◆ **Your goal**: Recast the material as a numbered list, from its first line up to and including the line containing "object-value: 090103_LynM xyxy=(80,154,154,167)", and leave out any blank lines.

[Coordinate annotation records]
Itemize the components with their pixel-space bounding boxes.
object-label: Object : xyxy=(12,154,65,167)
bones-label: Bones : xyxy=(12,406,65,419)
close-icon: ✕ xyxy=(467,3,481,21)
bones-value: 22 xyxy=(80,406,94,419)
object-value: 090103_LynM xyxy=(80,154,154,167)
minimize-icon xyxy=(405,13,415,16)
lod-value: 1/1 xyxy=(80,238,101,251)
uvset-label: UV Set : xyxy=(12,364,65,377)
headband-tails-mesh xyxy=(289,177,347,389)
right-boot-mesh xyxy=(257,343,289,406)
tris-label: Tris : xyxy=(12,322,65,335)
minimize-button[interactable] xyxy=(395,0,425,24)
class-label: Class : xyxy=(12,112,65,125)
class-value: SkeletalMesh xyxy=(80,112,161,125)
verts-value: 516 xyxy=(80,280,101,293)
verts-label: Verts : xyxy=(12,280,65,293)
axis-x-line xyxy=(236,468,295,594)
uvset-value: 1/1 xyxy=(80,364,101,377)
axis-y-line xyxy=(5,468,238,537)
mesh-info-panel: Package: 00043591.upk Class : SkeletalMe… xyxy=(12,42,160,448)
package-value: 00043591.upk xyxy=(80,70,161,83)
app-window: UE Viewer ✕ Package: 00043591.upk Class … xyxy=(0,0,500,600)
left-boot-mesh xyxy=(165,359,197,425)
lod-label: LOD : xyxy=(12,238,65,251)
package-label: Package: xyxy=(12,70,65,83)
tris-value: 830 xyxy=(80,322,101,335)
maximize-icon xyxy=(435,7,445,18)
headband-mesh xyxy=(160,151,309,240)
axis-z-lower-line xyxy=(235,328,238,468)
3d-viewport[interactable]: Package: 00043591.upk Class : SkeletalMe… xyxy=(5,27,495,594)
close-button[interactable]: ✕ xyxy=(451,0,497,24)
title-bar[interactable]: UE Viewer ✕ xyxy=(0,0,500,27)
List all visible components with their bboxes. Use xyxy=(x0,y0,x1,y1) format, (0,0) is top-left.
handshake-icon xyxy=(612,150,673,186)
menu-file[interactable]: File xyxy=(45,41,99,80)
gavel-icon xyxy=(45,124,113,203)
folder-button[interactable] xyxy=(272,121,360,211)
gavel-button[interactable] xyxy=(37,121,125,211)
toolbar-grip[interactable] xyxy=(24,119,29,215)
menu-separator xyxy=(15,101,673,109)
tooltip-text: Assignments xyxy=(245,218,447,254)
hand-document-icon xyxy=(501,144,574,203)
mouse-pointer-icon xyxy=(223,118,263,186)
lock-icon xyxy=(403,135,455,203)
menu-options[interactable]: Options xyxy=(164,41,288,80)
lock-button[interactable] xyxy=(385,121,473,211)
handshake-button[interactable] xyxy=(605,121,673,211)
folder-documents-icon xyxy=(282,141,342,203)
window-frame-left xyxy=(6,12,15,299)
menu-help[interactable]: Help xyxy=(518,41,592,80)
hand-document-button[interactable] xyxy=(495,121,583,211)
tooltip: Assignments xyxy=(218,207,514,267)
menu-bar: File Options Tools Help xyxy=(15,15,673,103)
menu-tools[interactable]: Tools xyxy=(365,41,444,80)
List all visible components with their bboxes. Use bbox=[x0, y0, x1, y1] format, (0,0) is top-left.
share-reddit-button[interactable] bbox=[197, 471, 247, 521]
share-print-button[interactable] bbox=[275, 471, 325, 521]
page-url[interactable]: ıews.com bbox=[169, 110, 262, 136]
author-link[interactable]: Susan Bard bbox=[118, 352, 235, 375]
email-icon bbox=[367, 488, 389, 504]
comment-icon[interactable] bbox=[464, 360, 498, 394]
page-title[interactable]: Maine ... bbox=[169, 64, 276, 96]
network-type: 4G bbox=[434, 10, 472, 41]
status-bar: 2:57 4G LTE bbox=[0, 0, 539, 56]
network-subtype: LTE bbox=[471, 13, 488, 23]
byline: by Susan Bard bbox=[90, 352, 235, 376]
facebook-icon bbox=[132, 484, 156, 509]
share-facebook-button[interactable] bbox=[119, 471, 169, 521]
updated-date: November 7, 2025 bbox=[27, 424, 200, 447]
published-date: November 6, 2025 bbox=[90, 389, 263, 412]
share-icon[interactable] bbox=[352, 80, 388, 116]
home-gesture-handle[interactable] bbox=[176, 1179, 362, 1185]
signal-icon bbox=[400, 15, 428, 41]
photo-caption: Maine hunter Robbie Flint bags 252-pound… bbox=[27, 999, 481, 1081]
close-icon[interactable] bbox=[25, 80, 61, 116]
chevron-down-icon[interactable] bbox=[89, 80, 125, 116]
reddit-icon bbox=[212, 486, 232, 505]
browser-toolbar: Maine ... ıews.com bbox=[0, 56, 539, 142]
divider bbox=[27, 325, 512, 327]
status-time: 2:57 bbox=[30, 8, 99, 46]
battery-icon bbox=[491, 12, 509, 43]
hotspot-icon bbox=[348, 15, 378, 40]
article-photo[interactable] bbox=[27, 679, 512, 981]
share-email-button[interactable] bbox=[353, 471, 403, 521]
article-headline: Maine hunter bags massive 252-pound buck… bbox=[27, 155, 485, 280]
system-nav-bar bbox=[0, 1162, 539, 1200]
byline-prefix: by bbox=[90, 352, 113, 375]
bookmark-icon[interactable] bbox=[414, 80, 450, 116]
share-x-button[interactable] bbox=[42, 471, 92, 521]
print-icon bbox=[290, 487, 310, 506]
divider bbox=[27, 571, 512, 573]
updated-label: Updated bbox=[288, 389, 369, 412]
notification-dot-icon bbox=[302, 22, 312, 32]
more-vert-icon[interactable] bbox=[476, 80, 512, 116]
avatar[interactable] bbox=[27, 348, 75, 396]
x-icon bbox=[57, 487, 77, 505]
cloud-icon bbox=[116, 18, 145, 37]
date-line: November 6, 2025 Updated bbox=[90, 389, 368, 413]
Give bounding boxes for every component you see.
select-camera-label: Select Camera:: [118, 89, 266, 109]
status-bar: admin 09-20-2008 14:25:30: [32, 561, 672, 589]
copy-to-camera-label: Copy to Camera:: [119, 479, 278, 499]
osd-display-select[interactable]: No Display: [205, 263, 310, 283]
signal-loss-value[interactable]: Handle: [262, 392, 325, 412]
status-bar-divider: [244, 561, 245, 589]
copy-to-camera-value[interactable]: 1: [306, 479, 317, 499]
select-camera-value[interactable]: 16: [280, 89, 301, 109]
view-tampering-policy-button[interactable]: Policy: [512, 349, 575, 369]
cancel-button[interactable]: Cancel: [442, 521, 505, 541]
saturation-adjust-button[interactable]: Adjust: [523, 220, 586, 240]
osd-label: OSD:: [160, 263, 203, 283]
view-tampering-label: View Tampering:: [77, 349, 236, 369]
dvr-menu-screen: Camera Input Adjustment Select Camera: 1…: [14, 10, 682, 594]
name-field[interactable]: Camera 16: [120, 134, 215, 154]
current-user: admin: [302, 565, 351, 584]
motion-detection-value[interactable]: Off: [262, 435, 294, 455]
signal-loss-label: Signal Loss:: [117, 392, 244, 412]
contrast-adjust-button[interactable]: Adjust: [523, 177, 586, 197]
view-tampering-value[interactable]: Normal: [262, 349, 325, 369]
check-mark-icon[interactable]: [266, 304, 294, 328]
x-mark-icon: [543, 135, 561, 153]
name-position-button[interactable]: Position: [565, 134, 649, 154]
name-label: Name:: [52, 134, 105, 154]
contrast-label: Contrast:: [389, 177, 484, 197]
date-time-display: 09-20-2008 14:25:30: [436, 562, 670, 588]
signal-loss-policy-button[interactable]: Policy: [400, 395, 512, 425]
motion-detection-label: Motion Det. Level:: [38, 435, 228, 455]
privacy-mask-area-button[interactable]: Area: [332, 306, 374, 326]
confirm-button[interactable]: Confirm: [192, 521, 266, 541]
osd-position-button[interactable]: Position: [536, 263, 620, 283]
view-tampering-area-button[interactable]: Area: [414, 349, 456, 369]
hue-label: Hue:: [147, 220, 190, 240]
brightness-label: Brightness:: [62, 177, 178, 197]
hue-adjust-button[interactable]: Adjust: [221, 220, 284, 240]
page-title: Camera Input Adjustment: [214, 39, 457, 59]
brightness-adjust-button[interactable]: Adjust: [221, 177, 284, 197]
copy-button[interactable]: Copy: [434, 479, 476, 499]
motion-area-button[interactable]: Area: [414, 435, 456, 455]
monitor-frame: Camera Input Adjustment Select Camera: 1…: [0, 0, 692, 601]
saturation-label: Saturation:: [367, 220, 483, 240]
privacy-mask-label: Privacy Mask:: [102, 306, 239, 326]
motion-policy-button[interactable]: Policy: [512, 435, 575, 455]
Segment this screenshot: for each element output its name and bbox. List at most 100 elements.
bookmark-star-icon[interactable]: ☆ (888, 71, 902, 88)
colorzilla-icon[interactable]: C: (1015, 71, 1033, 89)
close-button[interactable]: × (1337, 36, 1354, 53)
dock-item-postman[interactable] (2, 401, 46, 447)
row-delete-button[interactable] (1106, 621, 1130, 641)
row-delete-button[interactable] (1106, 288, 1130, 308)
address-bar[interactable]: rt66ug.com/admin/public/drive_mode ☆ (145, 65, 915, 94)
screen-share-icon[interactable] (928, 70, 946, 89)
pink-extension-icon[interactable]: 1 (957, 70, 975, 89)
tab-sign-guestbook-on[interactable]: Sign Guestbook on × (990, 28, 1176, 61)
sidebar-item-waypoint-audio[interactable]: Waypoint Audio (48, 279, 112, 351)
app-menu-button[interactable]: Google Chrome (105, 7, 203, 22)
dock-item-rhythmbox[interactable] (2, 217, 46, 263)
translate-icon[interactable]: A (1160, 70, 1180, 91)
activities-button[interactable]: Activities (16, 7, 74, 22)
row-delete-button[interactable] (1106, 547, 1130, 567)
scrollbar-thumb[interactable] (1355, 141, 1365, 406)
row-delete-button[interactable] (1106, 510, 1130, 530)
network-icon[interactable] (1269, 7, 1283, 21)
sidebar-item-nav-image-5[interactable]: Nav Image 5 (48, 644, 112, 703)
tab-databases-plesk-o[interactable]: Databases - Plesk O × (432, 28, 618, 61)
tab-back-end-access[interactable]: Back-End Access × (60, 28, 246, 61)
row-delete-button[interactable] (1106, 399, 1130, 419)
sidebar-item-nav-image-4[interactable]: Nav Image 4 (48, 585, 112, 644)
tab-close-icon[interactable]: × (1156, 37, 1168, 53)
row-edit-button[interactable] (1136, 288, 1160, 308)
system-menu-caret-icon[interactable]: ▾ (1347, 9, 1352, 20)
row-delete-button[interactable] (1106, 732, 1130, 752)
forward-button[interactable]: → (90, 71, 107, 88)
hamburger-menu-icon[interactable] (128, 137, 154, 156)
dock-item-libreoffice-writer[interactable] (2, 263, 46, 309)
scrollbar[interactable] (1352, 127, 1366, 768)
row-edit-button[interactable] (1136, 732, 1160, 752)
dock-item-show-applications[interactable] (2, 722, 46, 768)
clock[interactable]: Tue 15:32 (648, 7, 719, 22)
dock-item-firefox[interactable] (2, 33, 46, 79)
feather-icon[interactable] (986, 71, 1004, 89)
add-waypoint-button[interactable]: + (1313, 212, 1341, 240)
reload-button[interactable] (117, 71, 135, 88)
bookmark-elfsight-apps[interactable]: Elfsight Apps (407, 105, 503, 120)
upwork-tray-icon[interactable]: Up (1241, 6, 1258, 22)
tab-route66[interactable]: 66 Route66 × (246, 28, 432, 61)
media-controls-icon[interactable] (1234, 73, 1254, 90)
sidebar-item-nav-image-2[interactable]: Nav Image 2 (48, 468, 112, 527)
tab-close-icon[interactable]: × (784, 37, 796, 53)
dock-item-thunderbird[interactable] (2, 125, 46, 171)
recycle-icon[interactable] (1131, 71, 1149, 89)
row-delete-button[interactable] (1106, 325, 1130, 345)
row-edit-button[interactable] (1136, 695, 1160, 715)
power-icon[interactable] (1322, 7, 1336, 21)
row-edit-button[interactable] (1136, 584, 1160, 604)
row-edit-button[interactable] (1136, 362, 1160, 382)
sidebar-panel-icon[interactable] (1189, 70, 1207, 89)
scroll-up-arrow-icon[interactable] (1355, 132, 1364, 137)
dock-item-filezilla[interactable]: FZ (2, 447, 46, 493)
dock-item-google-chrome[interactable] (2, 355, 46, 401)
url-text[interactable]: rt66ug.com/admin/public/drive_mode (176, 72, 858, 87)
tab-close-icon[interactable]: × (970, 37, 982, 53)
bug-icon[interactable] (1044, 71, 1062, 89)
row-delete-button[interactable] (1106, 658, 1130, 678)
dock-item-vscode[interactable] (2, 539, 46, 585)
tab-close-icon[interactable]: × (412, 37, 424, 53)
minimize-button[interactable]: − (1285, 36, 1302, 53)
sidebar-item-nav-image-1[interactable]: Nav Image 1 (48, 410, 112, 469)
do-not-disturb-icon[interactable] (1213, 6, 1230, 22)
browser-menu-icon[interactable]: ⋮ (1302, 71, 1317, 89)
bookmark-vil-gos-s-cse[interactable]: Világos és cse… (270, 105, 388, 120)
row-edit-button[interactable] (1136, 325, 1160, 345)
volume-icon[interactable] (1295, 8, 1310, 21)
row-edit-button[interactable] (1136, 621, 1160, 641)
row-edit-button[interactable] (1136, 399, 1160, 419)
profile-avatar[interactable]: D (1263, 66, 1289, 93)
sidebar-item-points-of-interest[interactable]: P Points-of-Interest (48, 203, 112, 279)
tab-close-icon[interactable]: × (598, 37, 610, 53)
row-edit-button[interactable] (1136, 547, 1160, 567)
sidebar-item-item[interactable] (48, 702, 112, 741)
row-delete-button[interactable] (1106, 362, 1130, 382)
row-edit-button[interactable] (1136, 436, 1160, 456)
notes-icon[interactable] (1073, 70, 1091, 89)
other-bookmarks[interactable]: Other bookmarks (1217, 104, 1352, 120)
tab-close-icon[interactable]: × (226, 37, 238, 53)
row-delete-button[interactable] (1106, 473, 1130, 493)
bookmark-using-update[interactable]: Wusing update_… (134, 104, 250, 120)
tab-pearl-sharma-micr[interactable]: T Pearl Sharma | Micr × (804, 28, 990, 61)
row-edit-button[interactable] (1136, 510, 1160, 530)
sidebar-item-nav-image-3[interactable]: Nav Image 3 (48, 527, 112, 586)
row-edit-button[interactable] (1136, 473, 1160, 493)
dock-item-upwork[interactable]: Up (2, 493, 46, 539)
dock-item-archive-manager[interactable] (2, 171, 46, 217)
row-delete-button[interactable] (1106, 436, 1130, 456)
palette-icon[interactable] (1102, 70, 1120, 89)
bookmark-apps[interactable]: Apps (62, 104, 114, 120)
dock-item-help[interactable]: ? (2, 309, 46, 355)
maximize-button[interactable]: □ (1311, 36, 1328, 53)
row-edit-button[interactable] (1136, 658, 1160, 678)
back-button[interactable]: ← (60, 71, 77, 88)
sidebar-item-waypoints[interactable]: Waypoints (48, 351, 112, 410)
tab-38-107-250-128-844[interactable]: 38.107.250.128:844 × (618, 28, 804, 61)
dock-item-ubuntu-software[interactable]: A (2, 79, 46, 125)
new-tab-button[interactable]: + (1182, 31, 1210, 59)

◆ **Answer to this problem**:
1. Itemize the components with their pixel-space bounding boxes.
2. object-label: Object : xyxy=(12,154,65,167)
3. bones-label: Bones : xyxy=(12,406,65,419)
4. close-icon: ✕ xyxy=(467,3,481,21)
5. bones-value: 22 xyxy=(80,406,94,419)
6. object-value: 090103_LynM xyxy=(80,154,154,167)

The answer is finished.